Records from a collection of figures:

━━━━━━━━━━━━━━━━━━━━━━━━━━━━━━

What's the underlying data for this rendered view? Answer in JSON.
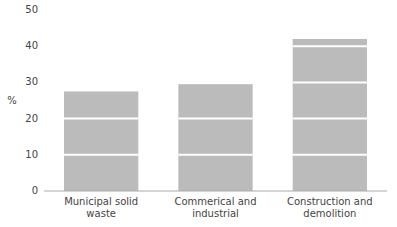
{
  "chart_data": {
    "type": "bar",
    "categories": [
      "Municipal solid\nwaste",
      "Commerical and\nindustrial",
      "Construction and\ndemolition"
    ],
    "values": [
      27.5,
      29.5,
      42.0
    ],
    "segment_boundaries": [
      10,
      20,
      30,
      40
    ],
    "color": "#bbbbbb",
    "ylabel": "%",
    "ylim": [
      0,
      50
    ],
    "yticks": [
      0,
      10,
      20,
      30,
      40,
      50
    ],
    "grid": false
  }
}
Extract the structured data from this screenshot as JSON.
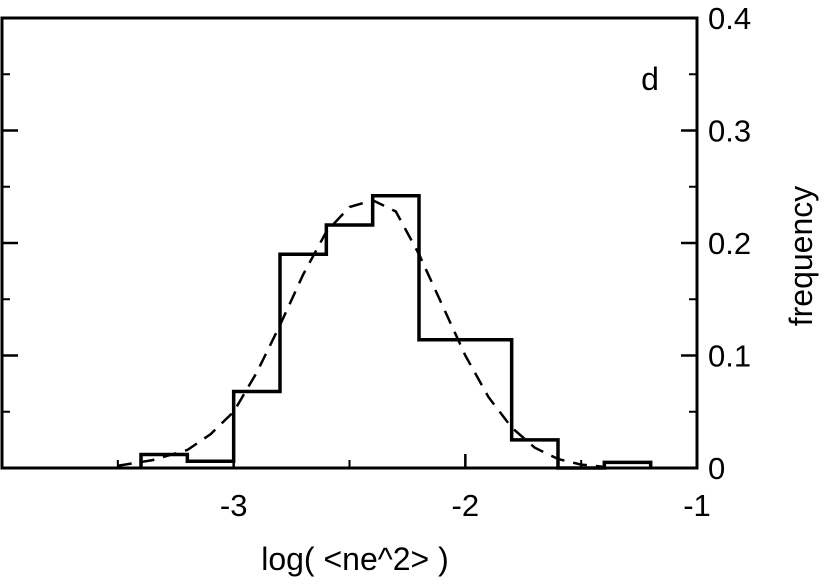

━━━━━━━━━━━━━━━━━━━━━━━━━━━━━━

#### [Your goal]
Give every line back word for word and leave the pictures out.

#### [Response to the task]
What's the underlying data for this rendered view? Answer in JSON.
{
  "chart_data": {
    "type": "bar",
    "categories": [
      "Municipal solid\nwaste",
      "Commerical and\nindustrial",
      "Construction and\ndemolition"
    ],
    "values": [
      27.5,
      29.5,
      42.0
    ],
    "segment_boundaries": [
      10,
      20,
      30,
      40
    ],
    "color": "#bbbbbb",
    "ylabel": "%",
    "ylim": [
      0,
      50
    ],
    "yticks": [
      0,
      10,
      20,
      30,
      40,
      50
    ],
    "grid": false
  }
}
Extract the structured data from this screenshot as JSON.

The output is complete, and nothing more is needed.